Source data:
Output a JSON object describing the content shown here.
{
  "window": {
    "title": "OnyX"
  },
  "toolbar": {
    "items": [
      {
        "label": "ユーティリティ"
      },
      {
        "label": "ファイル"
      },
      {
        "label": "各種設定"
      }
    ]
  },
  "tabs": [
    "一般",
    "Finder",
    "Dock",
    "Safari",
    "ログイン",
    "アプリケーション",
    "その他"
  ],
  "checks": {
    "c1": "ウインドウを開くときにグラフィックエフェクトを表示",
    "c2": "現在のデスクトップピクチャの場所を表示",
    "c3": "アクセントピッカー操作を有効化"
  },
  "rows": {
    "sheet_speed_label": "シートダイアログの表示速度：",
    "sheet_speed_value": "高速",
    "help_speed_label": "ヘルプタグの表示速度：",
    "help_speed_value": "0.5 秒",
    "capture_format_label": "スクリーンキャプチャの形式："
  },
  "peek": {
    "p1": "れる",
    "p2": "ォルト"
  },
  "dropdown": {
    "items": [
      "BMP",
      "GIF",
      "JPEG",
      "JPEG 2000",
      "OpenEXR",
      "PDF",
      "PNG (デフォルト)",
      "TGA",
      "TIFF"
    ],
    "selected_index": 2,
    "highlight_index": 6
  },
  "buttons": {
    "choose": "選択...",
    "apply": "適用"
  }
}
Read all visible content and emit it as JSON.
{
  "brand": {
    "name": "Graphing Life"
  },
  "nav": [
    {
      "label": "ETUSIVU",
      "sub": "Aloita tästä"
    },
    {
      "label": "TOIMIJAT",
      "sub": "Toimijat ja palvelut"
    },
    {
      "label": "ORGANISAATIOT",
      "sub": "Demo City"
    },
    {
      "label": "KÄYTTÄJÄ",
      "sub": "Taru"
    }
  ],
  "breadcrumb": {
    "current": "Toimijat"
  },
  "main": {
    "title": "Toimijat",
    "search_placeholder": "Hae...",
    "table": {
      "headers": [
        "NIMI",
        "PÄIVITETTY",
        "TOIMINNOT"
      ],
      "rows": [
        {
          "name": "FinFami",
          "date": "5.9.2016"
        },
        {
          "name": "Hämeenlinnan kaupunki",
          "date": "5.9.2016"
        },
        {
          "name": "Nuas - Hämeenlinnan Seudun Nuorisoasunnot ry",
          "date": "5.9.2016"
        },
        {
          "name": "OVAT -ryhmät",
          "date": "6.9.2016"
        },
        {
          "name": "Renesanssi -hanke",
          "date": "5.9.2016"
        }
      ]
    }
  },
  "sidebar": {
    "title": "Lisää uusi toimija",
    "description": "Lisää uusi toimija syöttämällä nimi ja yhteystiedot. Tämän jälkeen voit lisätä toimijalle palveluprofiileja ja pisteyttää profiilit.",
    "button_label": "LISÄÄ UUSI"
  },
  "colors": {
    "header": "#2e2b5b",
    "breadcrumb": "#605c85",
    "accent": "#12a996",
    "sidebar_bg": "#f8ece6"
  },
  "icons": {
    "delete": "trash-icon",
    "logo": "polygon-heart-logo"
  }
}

[What you have to do] Locate the line with "Read all visible content and emit it as JSON." in the entries above; extract it and every line after it, verbatim.

[Finished answer]
Read all visible content and emit it as JSON.
{
  "brand": {
    "name": "Graphing Life"
  },
  "nav": [
    {
      "label": "ETUSIVU",
      "sub": "Aloita tästä"
    },
    {
      "label": "TOIMIJAT",
      "sub": "Toimijat ja palvelut"
    },
    {
      "label": "ORGANISAATIOT",
      "sub": "Demo City"
    },
    {
      "label": "KÄYTTÄJÄ",
      "sub": "Taru"
    }
  ],
  "breadcrumb": {
    "current": "Toimijat"
  },
  "main": {
    "title": "Toimijat",
    "search_placeholder": "Hae...",
    "table": {
      "headers": [
        "NIMI",
        "PÄIVITETTY",
        "TOIMINNOT"
      ],
      "rows": [
        {
          "name": "FinFami",
          "date": "5.9.2016"
        },
        {
          "name": "Hämeenlinnan kaupunki",
          "date": "5.9.2016"
        },
        {
          "name": "Nuas - Hämeenlinnan Seudun Nuorisoasunnot ry",
          "date": "5.9.2016"
        },
        {
          "name": "OVAT -ryhmät",
          "date": "6.9.2016"
        },
        {
          "name": "Renesanssi -hanke",
          "date": "5.9.2016"
        }
      ]
    }
  },
  "sidebar": {
    "title": "Lisää uusi toimija",
    "description": "Lisää uusi toimija syöttämällä nimi ja yhteystiedot. Tämän jälkeen voit lisätä toimijalle palveluprofiileja ja pisteyttää profiilit.",
    "button_label": "LISÄÄ UUSI"
  },
  "colors": {
    "header": "#2e2b5b",
    "breadcrumb": "#605c85",
    "accent": "#12a996",
    "sidebar_bg": "#f8ece6"
  },
  "icons": {
    "delete": "trash-icon",
    "logo": "polygon-heart-logo"
  }
}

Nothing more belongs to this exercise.